Work to complete ->
Extract every line below that contains the word "photo".

==== Extracted data ====

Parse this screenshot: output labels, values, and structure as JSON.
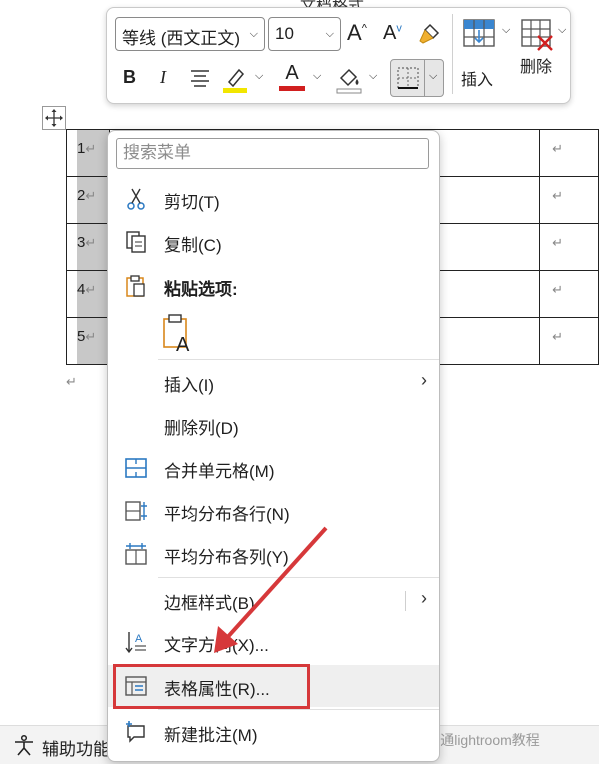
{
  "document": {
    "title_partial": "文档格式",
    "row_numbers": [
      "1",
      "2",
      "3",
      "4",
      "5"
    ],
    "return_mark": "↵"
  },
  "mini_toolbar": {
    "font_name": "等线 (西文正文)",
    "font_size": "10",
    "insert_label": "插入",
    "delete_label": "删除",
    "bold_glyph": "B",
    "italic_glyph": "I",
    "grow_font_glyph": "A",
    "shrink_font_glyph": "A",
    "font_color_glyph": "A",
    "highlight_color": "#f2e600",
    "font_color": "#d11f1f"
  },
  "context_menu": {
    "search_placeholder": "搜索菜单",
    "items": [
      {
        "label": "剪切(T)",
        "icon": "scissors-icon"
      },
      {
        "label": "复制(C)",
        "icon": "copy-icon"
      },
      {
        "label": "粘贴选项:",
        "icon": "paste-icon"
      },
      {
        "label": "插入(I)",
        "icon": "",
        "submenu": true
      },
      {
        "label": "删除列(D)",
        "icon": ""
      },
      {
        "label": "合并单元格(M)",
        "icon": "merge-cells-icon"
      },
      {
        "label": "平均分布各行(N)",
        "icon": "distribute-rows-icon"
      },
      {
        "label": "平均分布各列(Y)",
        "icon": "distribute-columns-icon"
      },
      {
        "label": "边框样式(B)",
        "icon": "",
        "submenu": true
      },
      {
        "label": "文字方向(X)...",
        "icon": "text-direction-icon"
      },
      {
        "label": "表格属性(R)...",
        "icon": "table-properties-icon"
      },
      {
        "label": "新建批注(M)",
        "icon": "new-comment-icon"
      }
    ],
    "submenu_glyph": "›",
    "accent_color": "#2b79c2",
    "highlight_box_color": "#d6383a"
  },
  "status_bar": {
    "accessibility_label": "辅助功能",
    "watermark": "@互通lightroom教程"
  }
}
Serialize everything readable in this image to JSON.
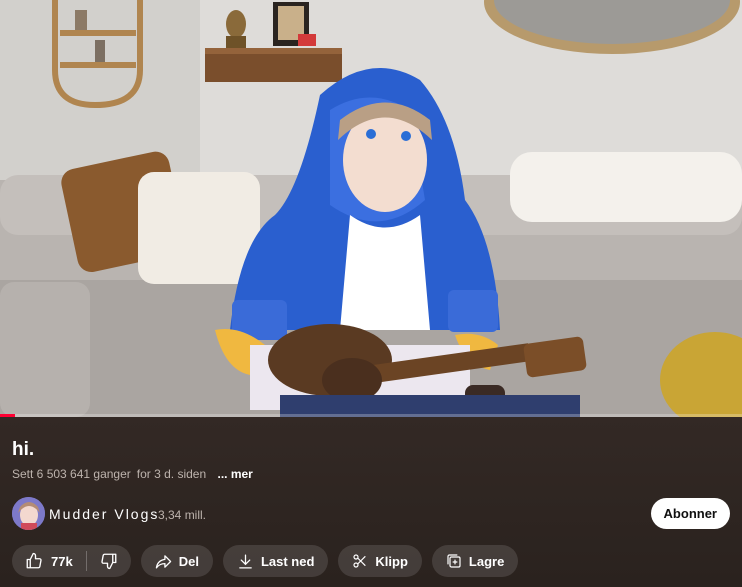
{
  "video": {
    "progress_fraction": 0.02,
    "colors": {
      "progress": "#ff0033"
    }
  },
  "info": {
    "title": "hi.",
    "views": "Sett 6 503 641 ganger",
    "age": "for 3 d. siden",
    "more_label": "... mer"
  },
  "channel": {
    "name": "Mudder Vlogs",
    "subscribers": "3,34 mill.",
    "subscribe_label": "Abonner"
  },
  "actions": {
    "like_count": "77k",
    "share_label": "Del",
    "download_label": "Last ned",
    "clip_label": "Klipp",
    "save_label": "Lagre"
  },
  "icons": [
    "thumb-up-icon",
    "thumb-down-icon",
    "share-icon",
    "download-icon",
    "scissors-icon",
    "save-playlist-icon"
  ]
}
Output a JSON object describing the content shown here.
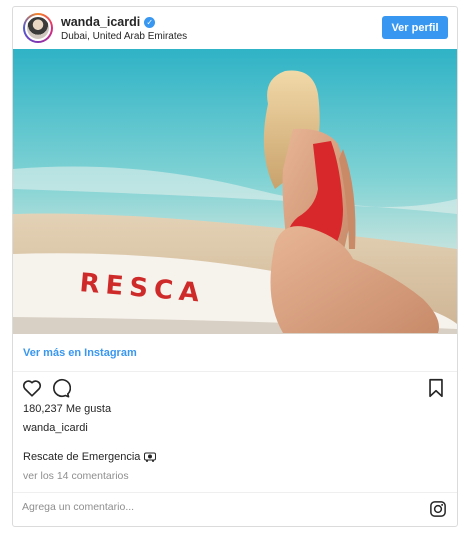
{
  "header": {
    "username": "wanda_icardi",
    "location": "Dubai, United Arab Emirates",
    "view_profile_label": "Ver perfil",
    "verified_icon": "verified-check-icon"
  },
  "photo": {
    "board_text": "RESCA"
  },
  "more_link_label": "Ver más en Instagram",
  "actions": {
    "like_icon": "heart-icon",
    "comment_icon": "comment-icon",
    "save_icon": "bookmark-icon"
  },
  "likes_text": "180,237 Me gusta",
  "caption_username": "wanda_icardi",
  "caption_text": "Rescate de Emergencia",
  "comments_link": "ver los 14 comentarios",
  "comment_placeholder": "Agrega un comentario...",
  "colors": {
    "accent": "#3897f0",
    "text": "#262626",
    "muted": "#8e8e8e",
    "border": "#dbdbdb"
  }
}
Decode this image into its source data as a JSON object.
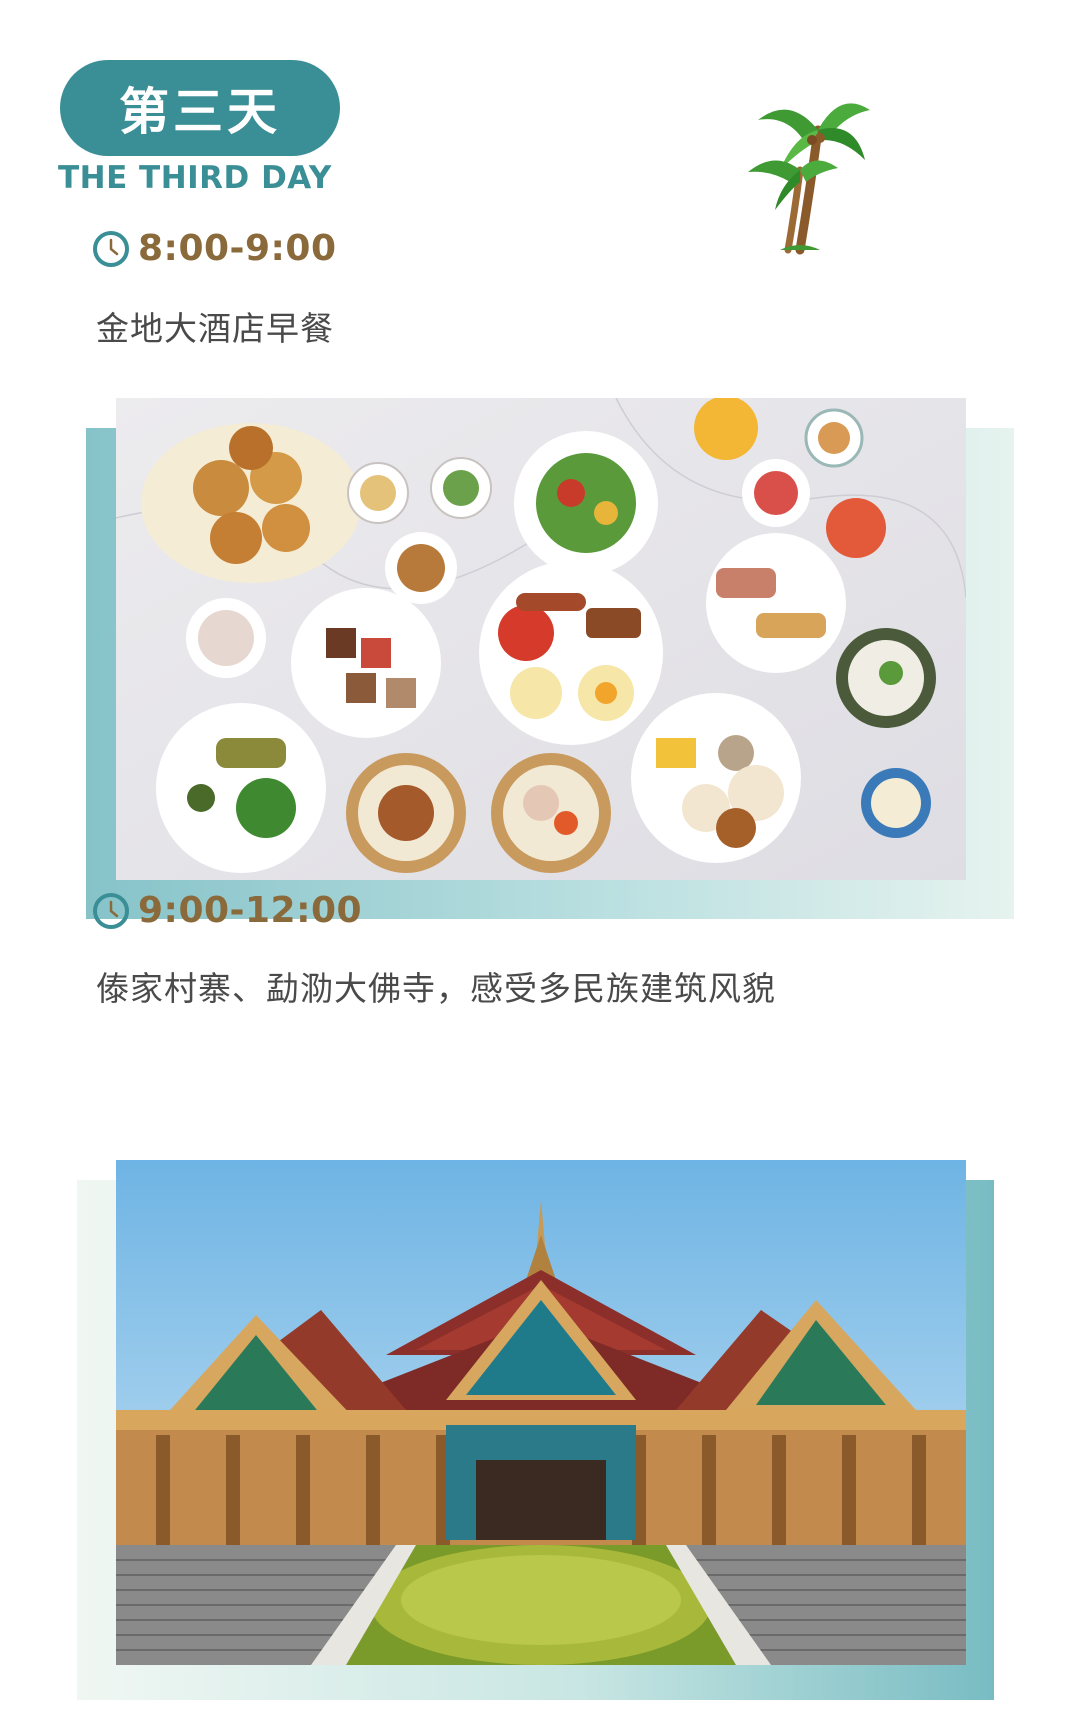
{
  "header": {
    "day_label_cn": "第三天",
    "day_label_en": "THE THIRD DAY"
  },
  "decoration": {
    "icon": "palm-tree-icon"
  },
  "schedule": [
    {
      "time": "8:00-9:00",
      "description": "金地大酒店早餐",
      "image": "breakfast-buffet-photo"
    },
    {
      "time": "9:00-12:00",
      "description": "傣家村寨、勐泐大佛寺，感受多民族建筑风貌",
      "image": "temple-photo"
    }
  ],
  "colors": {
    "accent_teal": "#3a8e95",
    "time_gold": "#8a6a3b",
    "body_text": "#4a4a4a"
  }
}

====

Expected answer ->
  "photo": {
      "image": "breakfast-buffet-photo"
      "image": "temple-photo"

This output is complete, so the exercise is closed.